Stored data:
+===+
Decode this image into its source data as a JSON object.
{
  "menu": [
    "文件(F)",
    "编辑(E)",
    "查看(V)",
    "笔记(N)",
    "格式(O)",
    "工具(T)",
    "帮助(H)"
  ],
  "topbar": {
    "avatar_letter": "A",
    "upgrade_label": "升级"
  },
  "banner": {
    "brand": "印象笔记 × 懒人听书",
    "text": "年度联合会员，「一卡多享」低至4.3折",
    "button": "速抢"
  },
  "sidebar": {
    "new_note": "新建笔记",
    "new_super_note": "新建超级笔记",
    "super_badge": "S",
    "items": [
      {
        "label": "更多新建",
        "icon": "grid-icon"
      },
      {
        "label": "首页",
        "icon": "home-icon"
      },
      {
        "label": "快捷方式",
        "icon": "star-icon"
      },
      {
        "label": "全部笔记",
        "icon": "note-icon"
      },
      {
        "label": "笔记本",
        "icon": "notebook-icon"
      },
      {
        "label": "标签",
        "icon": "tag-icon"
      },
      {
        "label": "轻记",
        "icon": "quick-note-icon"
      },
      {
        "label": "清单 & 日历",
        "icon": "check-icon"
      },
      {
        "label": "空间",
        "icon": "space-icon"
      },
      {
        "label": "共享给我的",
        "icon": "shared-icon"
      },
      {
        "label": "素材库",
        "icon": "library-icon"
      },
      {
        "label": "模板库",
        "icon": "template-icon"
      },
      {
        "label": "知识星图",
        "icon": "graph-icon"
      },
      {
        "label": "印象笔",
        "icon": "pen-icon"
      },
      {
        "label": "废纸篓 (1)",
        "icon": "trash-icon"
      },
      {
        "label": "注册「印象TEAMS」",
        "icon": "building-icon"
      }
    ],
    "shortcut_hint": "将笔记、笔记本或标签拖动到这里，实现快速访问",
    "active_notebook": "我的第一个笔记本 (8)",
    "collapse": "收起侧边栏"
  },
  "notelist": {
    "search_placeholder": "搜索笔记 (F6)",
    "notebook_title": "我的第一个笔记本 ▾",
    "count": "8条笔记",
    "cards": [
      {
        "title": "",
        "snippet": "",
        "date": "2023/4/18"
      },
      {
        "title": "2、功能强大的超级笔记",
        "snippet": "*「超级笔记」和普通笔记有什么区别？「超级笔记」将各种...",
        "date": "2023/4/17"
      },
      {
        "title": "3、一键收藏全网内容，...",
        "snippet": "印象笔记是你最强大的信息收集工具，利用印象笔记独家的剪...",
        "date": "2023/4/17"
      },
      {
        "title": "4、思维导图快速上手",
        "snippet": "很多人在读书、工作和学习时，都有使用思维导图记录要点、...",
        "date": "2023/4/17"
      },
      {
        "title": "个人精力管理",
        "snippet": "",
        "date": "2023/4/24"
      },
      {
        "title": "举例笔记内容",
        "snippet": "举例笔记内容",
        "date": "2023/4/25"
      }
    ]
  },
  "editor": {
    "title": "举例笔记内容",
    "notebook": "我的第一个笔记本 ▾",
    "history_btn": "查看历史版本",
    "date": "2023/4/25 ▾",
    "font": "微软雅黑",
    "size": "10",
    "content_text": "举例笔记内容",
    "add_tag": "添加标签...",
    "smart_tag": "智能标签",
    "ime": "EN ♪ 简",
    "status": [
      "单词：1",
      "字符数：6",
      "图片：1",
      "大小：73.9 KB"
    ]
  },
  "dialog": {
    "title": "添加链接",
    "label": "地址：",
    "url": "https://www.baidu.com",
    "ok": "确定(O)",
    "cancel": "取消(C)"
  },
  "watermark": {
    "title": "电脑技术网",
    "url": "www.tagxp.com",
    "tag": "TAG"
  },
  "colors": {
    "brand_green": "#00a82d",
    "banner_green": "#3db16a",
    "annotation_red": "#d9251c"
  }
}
+===+
Show every line in the records above that contains the word "举例笔记内容".

TASK OUTPUT:
        "title": "举例笔记内容",
        "snippet": "举例笔记内容",
    "title": "举例笔记内容",
    "content_text": "举例笔记内容",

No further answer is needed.